■ Problem details: Omit all pictures, then print the entries exactly.

■ Data to examine:
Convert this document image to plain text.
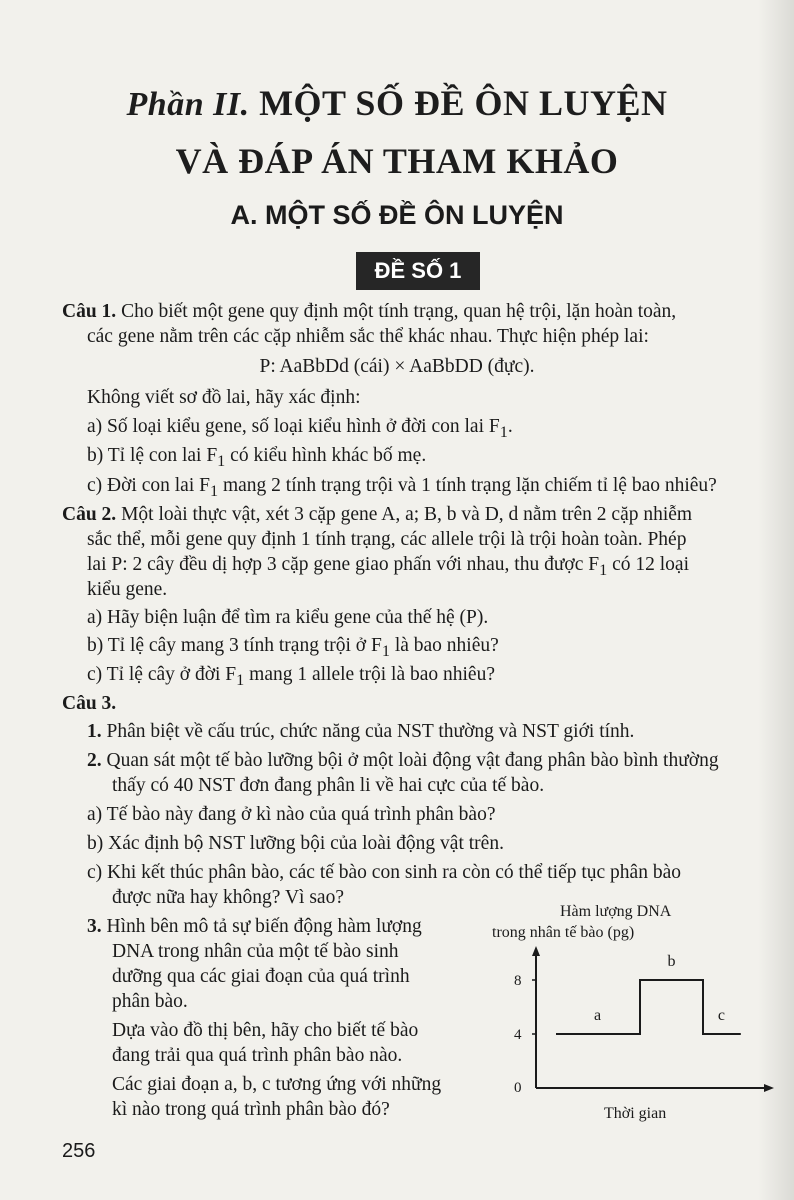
Phần II. MỘT SỐ ĐỀ ÔN LUYỆN
VÀ ĐÁP ÁN THAM KHẢO
A. MỘT SỐ ĐỀ ÔN LUYỆN
ĐỀ SỐ 1
Câu 1. Cho biết một gene quy định một tính trạng, quan hệ trội, lặn hoàn toàn,
các gene nằm trên các cặp nhiễm sắc thể khác nhau. Thực hiện phép lai:
P: AaBbDd (cái) × AaBbDD (đực).
Không viết sơ đồ lai, hãy xác định:
a) Số loại kiểu gene, số loại kiểu hình ở đời con lai $F_1$.
b) Tỉ lệ con lai $F_1$ có kiểu hình khác bố mẹ.
c) Đời con lai $F_1$ mang 2 tính trạng trội và 1 tính trạng lặn chiếm tỉ lệ bao nhiêu?
Câu 2. Một loài thực vật, xét 3 cặp gene A, a; B, b và D, d nằm trên 2 cặp nhiễm
sắc thể, mỗi gene quy định 1 tính trạng, các allele trội là trội hoàn toàn. Phép
lai P: 2 cây đều dị hợp 3 cặp gene giao phấn với nhau, thu được $F_1$ có 12 loại
kiểu gene.
a) Hãy biện luận để tìm ra kiểu gene của thế hệ (P).
b) Tỉ lệ cây mang 3 tính trạng trội ở $F_1$ là bao nhiêu?
c) Tỉ lệ cây ở đời $F_1$ mang 1 allele trội là bao nhiêu?
Câu 3.
1. Phân biệt về cấu trúc, chức năng của NST thường và NST giới tính.
2. Quan sát một tế bào lưỡng bội ở một loài động vật đang phân bào bình thường
thấy có 40 NST đơn đang phân li về hai cực của tế bào.
a) Tế bào này đang ở kì nào của quá trình phân bào?
b) Xác định bộ NST lưỡng bội của loài động vật trên.
c) Khi kết thúc phân bào, các tế bào con sinh ra còn có thể tiếp tục phân bào
được nữa hay không? Vì sao?
3. Hình bên mô tả sự biến động hàm lượng
DNA trong nhân của một tế bào sinh
dưỡng qua các giai đoạn của quá trình
phân bào.
Dựa vào đồ thị bên, hãy cho biết tế bào
đang trải qua quá trình phân bào nào.
Các giai đoạn a, b, c tương ứng với những
kì nào trong quá trình phân bào đó?
Hàm lượng DNA
trong nhân tế bào (pg)
0
4
8
a
b
c
Thời gian
256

■ Solution:
Convert this document image to plain text.
Phần II. MỘT SỐ ĐỀ ÔN LUYỆN
VÀ ĐÁP ÁN THAM KHẢO
A. MỘT SỐ ĐỀ ÔN LUYỆN
ĐỀ SỐ 1
Câu 1. Cho biết một gene quy định một tính trạng, quan hệ trội, lặn hoàn toàn,
các gene nằm trên các cặp nhiễm sắc thể khác nhau. Thực hiện phép lai:
P: AaBbDd (cái) × AaBbDD (đực).
Không viết sơ đồ lai, hãy xác định:
a) Số loại kiểu gene, số loại kiểu hình ở đời con lai $F_1$.
b) Tỉ lệ con lai $F_1$ có kiểu hình khác bố mẹ.
c) Đời con lai $F_1$ mang 2 tính trạng trội và 1 tính trạng lặn chiếm tỉ lệ bao nhiêu?
Câu 2. Một loài thực vật, xét 3 cặp gene A, a; B, b và D, d nằm trên 2 cặp nhiễm
sắc thể, mỗi gene quy định 1 tính trạng, các allele trội là trội hoàn toàn. Phép
lai P: 2 cây đều dị hợp 3 cặp gene giao phấn với nhau, thu được $F_1$ có 12 loại
kiểu gene.
a) Hãy biện luận để tìm ra kiểu gene của thế hệ (P).
b) Tỉ lệ cây mang 3 tính trạng trội ở $F_1$ là bao nhiêu?
c) Tỉ lệ cây ở đời $F_1$ mang 1 allele trội là bao nhiêu?
Câu 3.
1. Phân biệt về cấu trúc, chức năng của NST thường và NST giới tính.
2. Quan sát một tế bào lưỡng bội ở một loài động vật đang phân bào bình thường
thấy có 40 NST đơn đang phân li về hai cực của tế bào.
a) Tế bào này đang ở kì nào của quá trình phân bào?
b) Xác định bộ NST lưỡng bội của loài động vật trên.
c) Khi kết thúc phân bào, các tế bào con sinh ra còn có thể tiếp tục phân bào
được nữa hay không? Vì sao?
3. Hình bên mô tả sự biến động hàm lượng
DNA trong nhân của một tế bào sinh
dưỡng qua các giai đoạn của quá trình
phân bào.
Dựa vào đồ thị bên, hãy cho biết tế bào
đang trải qua quá trình phân bào nào.
Các giai đoạn a, b, c tương ứng với những
kì nào trong quá trình phân bào đó?
Hàm lượng DNA
trong nhân tế bào (pg)
0
4
8
a
b
c
Thời gian
256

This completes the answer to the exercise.